DATA SHOWN
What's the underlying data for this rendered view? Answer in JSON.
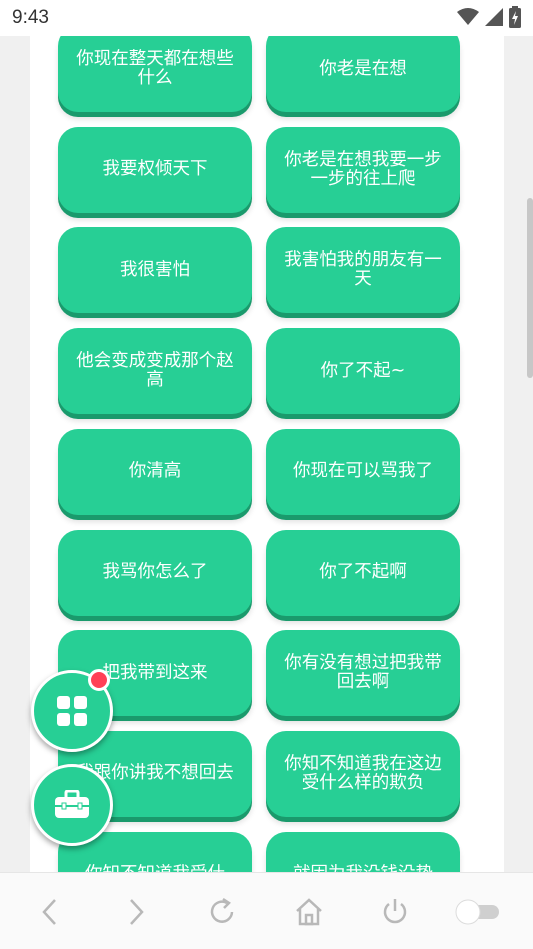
{
  "status": {
    "time": "9:43"
  },
  "grid": [
    [
      "你现在整天都在想些什么",
      "你老是在想"
    ],
    [
      "我要权倾天下",
      "你老是在想我要一步一步的往上爬"
    ],
    [
      "我很害怕",
      "我害怕我的朋友有一天"
    ],
    [
      "他会变成变成那个赵高",
      "你了不起~"
    ],
    [
      "你清高",
      "你现在可以骂我了"
    ],
    [
      "我骂你怎么了",
      "你了不起啊"
    ],
    [
      "把我带到这来",
      "你有没有想过把我带回去啊"
    ],
    [
      "我跟你讲我不想回去",
      "你知不知道我在这边受什么样的欺负"
    ],
    [
      "你知不知道我受什",
      "就因为我没钱没势"
    ]
  ],
  "colors": {
    "button": "#27cf95",
    "button_shadow": "#1a9a6c",
    "badge": "#ff4056"
  },
  "fabs": {
    "top_icon": "grid-icon",
    "bottom_icon": "toolbox-icon"
  },
  "nav": [
    "back-icon",
    "forward-icon",
    "refresh-icon",
    "home-icon",
    "power-icon",
    "toggle"
  ]
}
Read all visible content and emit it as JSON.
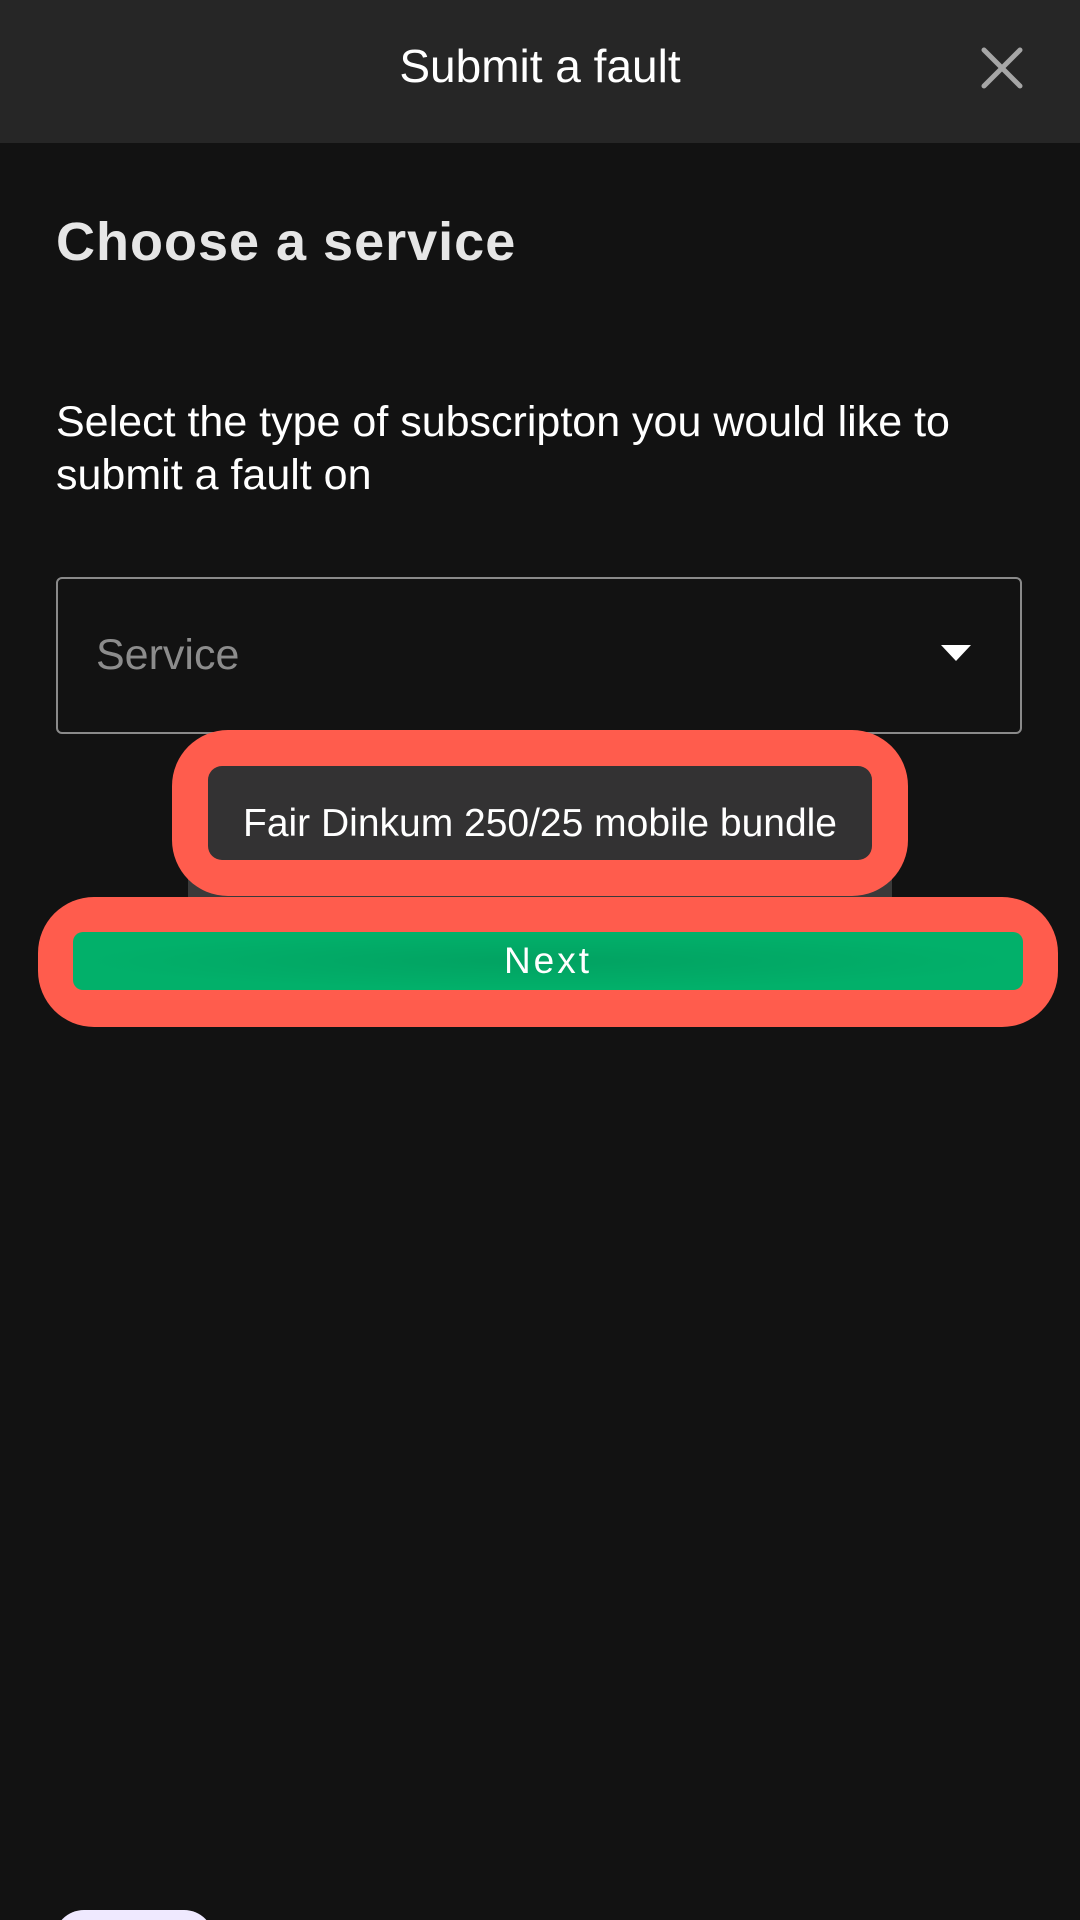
{
  "header": {
    "title": "Submit a fault",
    "close_icon": "close-icon"
  },
  "main": {
    "heading": "Choose a service",
    "instruction": "Select the type of subscripton you would like to submit a fault on",
    "service_select": {
      "placeholder": "Service",
      "caret_icon": "caret-down-icon"
    },
    "dropdown": {
      "options": [
        {
          "label": "Fair Dinkum 250/25 mobile bundle"
        }
      ]
    },
    "next_label": "Next"
  },
  "colors": {
    "background": "#121212",
    "header": "#262626",
    "accent_green": "#02b06a",
    "highlight": "#ff5c4d",
    "bubble": "#efe9ff"
  }
}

GOAL
Write out, please, the lines of the listing above from the one with "Read all visible content and emit it as JSON." through the very last, exactly as given and with no pictures.

WORKED ANSWER
Read all visible content and emit it as JSON.
{
  "header": {
    "title": "Submit a fault",
    "close_icon": "close-icon"
  },
  "main": {
    "heading": "Choose a service",
    "instruction": "Select the type of subscripton you would like to submit a fault on",
    "service_select": {
      "placeholder": "Service",
      "caret_icon": "caret-down-icon"
    },
    "dropdown": {
      "options": [
        {
          "label": "Fair Dinkum 250/25 mobile bundle"
        }
      ]
    },
    "next_label": "Next"
  },
  "colors": {
    "background": "#121212",
    "header": "#262626",
    "accent_green": "#02b06a",
    "highlight": "#ff5c4d",
    "bubble": "#efe9ff"
  }
}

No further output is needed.